Exactly as written, retype the listing below, omitting the pictures.

A run of records
[start]

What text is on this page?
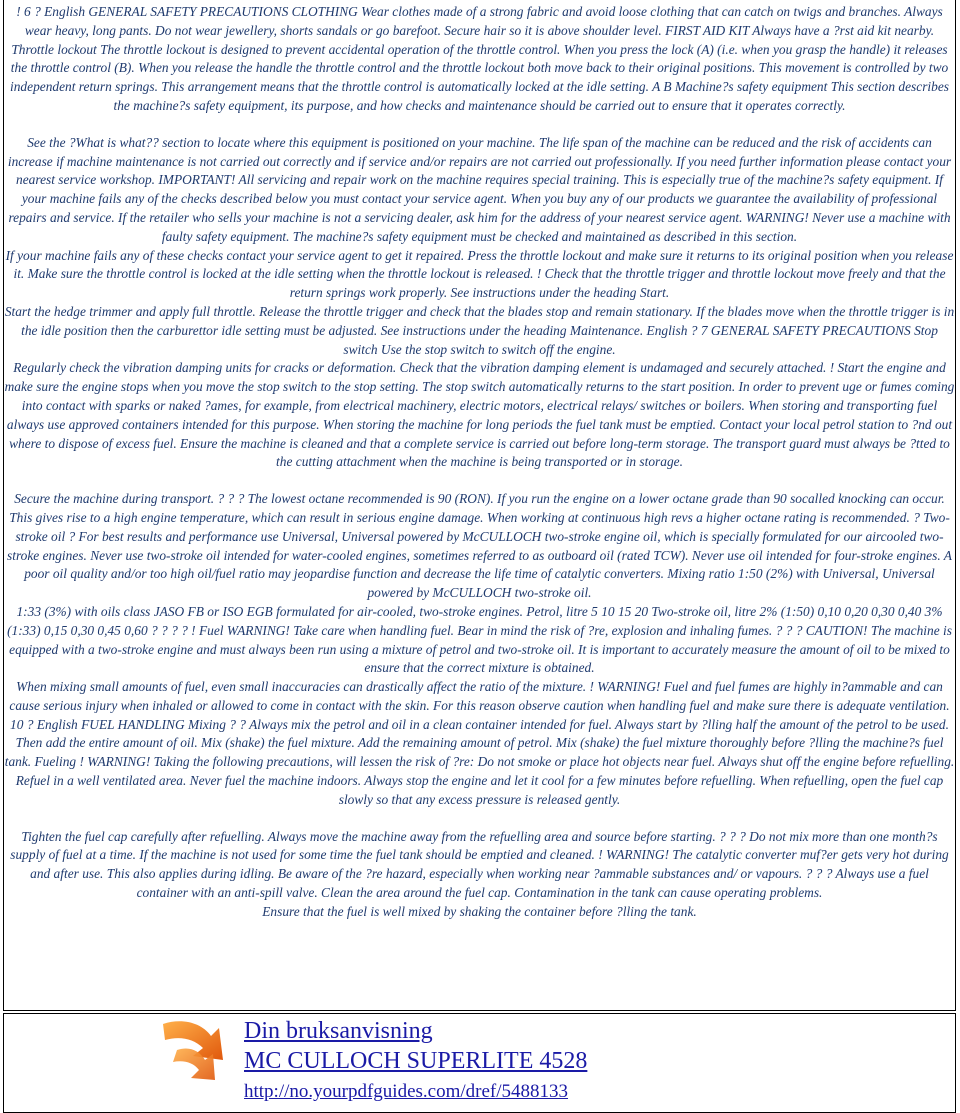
! 6 ? English GENERAL SAFETY PRECAUTIONS CLOTHING Wear clothes made of a strong fabric and avoid loose clothing that can catch on twigs and branches. Always wear heavy, long pants. Do not wear jewellery, shorts sandals or go barefoot. Secure hair so it is above shoulder level. FIRST AID KIT Always have a ?rst aid kit nearby. Throttle lockout The throttle lockout is designed to prevent accidental operation of the throttle control. When you press the lock (A) (i.e. when you grasp the handle) it releases the throttle control (B). When you release the handle the throttle control and the throttle lockout both move back to their original positions. This movement is controlled by two independent return springs. This arrangement means that the throttle control is automatically locked at the idle setting. A B Machine?s safety equipment This section describes the machine?s safety equipment, its purpose, and how checks and maintenance should be carried out to ensure that it operates correctly.

See the ?What is what?? section to locate where this equipment is positioned on your machine. The life span of the machine can be reduced and the risk of accidents can increase if machine maintenance is not carried out correctly and if service and/or repairs are not carried out professionally. If you need further information please contact your nearest service workshop. IMPORTANT! All servicing and repair work on the machine requires special training. This is especially true of the machine?s safety equipment. If your machine fails any of the checks described below you must contact your service agent. When you buy any of our products we guarantee the availability of professional repairs and service. If the retailer who sells your machine is not a servicing dealer, ask him for the address of your nearest service agent. WARNING! Never use a machine with faulty safety equipment. The machine?s safety equipment must be checked and maintained as described in this section.

If your machine fails any of these checks contact your service agent to get it repaired. Press the throttle lockout and make sure it returns to its original position when you release it. Make sure the throttle control is locked at the idle setting when the throttle lockout is released. ! Check that the throttle trigger and throttle lockout move freely and that the return springs work properly. See instructions under the heading Start.

Start the hedge trimmer and apply full throttle. Release the throttle trigger and check that the blades stop and remain stationary. If the blades move when the throttle trigger is in the idle position then the carburettor idle setting must be adjusted. See instructions under the heading Maintenance. English ? 7 GENERAL SAFETY PRECAUTIONS Stop switch Use the stop switch to switch off the engine.

Regularly check the vibration damping units for cracks or deformation. Check that the vibration damping element is undamaged and securely attached. ! Start the engine and make sure the engine stops when you move the stop switch to the stop setting. The stop switch automatically returns to the start position. In order to prevent uge or fumes coming into contact with sparks or naked ?ames, for example, from electrical machinery, electric motors, electrical relays/ switches or boilers. When storing and transporting fuel always use approved containers intended for this purpose. When storing the machine for long periods the fuel tank must be emptied. Contact your local petrol station to ?nd out where to dispose of excess fuel. Ensure the machine is cleaned and that a complete service is carried out before long-term storage. The transport guard must always be ?tted to the cutting attachment when the machine is being transported or in storage.

Secure the machine during transport. ? ? ? The lowest octane recommended is 90 (RON). If you run the engine on a lower octane grade than 90 socalled knocking can occur. This gives rise to a high engine temperature, which can result in serious engine damage. When working at continuous high revs a higher octane rating is recommended. ? Two-stroke oil ? For best results and performance use Universal, Universal powered by McCULLOCH two-stroke engine oil, which is specially formulated for our aircooled two-stroke engines. Never use two-stroke oil intended for water-cooled engines, sometimes referred to as outboard oil (rated TCW). Never use oil intended for four-stroke engines. A poor oil quality and/or too high oil/fuel ratio may jeopardise function and decrease the life time of catalytic converters. Mixing ratio 1:50 (2%) with Universal, Universal powered by McCULLOCH two-stroke oil.

1:33 (3%) with oils class JASO FB or ISO EGB formulated for air-cooled, two-stroke engines. Petrol, litre 5 10 15 20 Two-stroke oil, litre 2% (1:50) 0,10 0,20 0,30 0,40 3% (1:33) 0,15 0,30 0,45 0,60 ? ? ? ? ! Fuel WARNING! Take care when handling fuel. Bear in mind the risk of ?re, explosion and inhaling fumes. ? ? ? CAUTION! The machine is equipped with a two-stroke engine and must always been run using a mixture of petrol and two-stroke oil. It is important to accurately measure the amount of oil to be mixed to ensure that the correct mixture is obtained.

When mixing small amounts of fuel, even small inaccuracies can drastically affect the ratio of the mixture. ! WARNING! Fuel and fuel fumes are highly in?ammable and can cause serious injury when inhaled or allowed to come in contact with the skin. For this reason observe caution when handling fuel and make sure there is adequate ventilation. 10 ? English FUEL HANDLING Mixing ? ? Always mix the petrol and oil in a clean container intended for fuel. Always start by ?lling half the amount of the petrol to be used.

Then add the entire amount of oil. Mix (shake) the fuel mixture. Add the remaining amount of petrol. Mix (shake) the fuel mixture thoroughly before ?lling the machine?s fuel tank. Fueling ! WARNING! Taking the following precautions, will lessen the risk of ?re: Do not smoke or place hot objects near fuel. Always shut off the engine before refuelling. Refuel in a well ventilated area. Never fuel the machine indoors. Always stop the engine and let it cool for a few minutes before refuelling. When refuelling, open the fuel cap slowly so that any excess pressure is released gently.

Tighten the fuel cap carefully after refuelling. Always move the machine away from the refuelling area and source before starting. ? ? ? Do not mix more than one month?s supply of fuel at a time. If the machine is not used for some time the fuel tank should be emptied and cleaned. ! WARNING! The catalytic converter muf?er gets very hot during and after use. This also applies during idling. Be aware of the ?re hazard, especially when working near ?ammable substances and/ or vapours. ? ? ? Always use a fuel container with an anti-spill valve. Clean the area around the fuel cap. Contamination in the tank can cause operating problems.

Ensure that the fuel is well mixed by shaking the container before ?lling the tank.

Din bruksanvisning
MC CULLOCH SUPERLITE 4528
http://no.yourpdfguides.com/dref/5488133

[end]

## Written response
What text is on this page?
! 6 ? English GENERAL SAFETY PRECAUTIONS CLOTHING Wear clothes made of a strong fabric and avoid loose clothing that can catch on twigs and branches. Always wear heavy, long pants. Do not wear jewellery, shorts sandals or go barefoot. Secure hair so it is above shoulder level. FIRST AID KIT Always have a ?rst aid kit nearby. Throttle lockout The throttle lockout is designed to prevent accidental operation of the throttle control. When you press the lock (A) (i.e. when you grasp the handle) it releases the throttle control (B). When you release the handle the throttle control and the throttle lockout both move back to their original positions. This movement is controlled by two independent return springs. This arrangement means that the throttle control is automatically locked at the idle setting. A B Machine?s safety equipment This section describes the machine?s safety equipment, its purpose, and how checks and maintenance should be carried out to ensure that it operates correctly.

See the ?What is what?? section to locate where this equipment is positioned on your machine. The life span of the machine can be reduced and the risk of accidents can increase if machine maintenance is not carried out correctly and if service and/or repairs are not carried out professionally. If you need further information please contact your nearest service workshop. IMPORTANT! All servicing and repair work on the machine requires special training. This is especially true of the machine?s safety equipment. If your machine fails any of the checks described below you must contact your service agent. When you buy any of our products we guarantee the availability of professional repairs and service. If the retailer who sells your machine is not a servicing dealer, ask him for the address of your nearest service agent. WARNING! Never use a machine with faulty safety equipment. The machine?s safety equipment must be checked and maintained as described in this section.

If your machine fails any of these checks contact your service agent to get it repaired. Press the throttle lockout and make sure it returns to its original position when you release it. Make sure the throttle control is locked at the idle setting when the throttle lockout is released. ! Check that the throttle trigger and throttle lockout move freely and that the return springs work properly. See instructions under the heading Start.

Start the hedge trimmer and apply full throttle. Release the throttle trigger and check that the blades stop and remain stationary. If the blades move when the throttle trigger is in the idle position then the carburettor idle setting must be adjusted. See instructions under the heading Maintenance. English ? 7 GENERAL SAFETY PRECAUTIONS Stop switch Use the stop switch to switch off the engine.

Regularly check the vibration damping units for cracks or deformation. Check that the vibration damping element is undamaged and securely attached. ! Start the engine and make sure the engine stops when you move the stop switch to the stop setting. The stop switch automatically returns to the start position. In order to prevent uge or fumes coming into contact with sparks or naked ?ames, for example, from electrical machinery, electric motors, electrical relays/ switches or boilers. When storing and transporting fuel always use approved containers intended for this purpose. When storing the machine for long periods the fuel tank must be emptied. Contact your local petrol station to ?nd out where to dispose of excess fuel. Ensure the machine is cleaned and that a complete service is carried out before long-term storage. The transport guard must always be ?tted to the cutting attachment when the machine is being transported or in storage.

Secure the machine during transport. ? ? ? The lowest octane recommended is 90 (RON). If you run the engine on a lower octane grade than 90 socalled knocking can occur. This gives rise to a high engine temperature, which can result in serious engine damage. When working at continuous high revs a higher octane rating is recommended. ? Two-stroke oil ? For best results and performance use Universal, Universal powered by McCULLOCH two-stroke engine oil, which is specially formulated for our aircooled two-stroke engines. Never use two-stroke oil intended for water-cooled engines, sometimes referred to as outboard oil (rated TCW). Never use oil intended for four-stroke engines. A poor oil quality and/or too high oil/fuel ratio may jeopardise function and decrease the life time of catalytic converters. Mixing ratio 1:50 (2%) with Universal, Universal powered by McCULLOCH two-stroke oil.

1:33 (3%) with oils class JASO FB or ISO EGB formulated for air-cooled, two-stroke engines. Petrol, litre 5 10 15 20 Two-stroke oil, litre 2% (1:50) 0,10 0,20 0,30 0,40 3% (1:33) 0,15 0,30 0,45 0,60 ? ? ? ? ! Fuel WARNING! Take care when handling fuel. Bear in mind the risk of ?re, explosion and inhaling fumes. ? ? ? CAUTION! The machine is equipped with a two-stroke engine and must always been run using a mixture of petrol and two-stroke oil. It is important to accurately measure the amount of oil to be mixed to ensure that the correct mixture is obtained.

When mixing small amounts of fuel, even small inaccuracies can drastically affect the ratio of the mixture. ! WARNING! Fuel and fuel fumes are highly in?ammable and can cause serious injury when inhaled or allowed to come in contact with the skin. For this reason observe caution when handling fuel and make sure there is adequate ventilation. 10 ? English FUEL HANDLING Mixing ? ? Always mix the petrol and oil in a clean container intended for fuel. Always start by ?lling half the amount of the petrol to be used.

Then add the entire amount of oil. Mix (shake) the fuel mixture. Add the remaining amount of petrol. Mix (shake) the fuel mixture thoroughly before ?lling the machine?s fuel tank. Fueling ! WARNING! Taking the following precautions, will lessen the risk of ?re: Do not smoke or place hot objects near fuel. Always shut off the engine before refuelling. Refuel in a well ventilated area. Never fuel the machine indoors. Always stop the engine and let it cool for a few minutes before refuelling. When refuelling, open the fuel cap slowly so that any excess pressure is released gently.

Tighten the fuel cap carefully after refuelling. Always move the machine away from the refuelling area and source before starting. ? ? ? Do not mix more than one month?s supply of fuel at a time. If the machine is not used for some time the fuel tank should be emptied and cleaned. ! WARNING! The catalytic converter muf?er gets very hot during and after use. This also applies during idling. Be aware of the ?re hazard, especially when working near ?ammable substances and/ or vapours. ? ? ? Always use a fuel container with an anti-spill valve. Clean the area around the fuel cap. Contamination in the tank can cause operating problems.

Ensure that the fuel is well mixed by shaking the container before ?lling the tank.

Din bruksanvisning
MC CULLOCH SUPERLITE 4528
http://no.yourpdfguides.com/dref/5488133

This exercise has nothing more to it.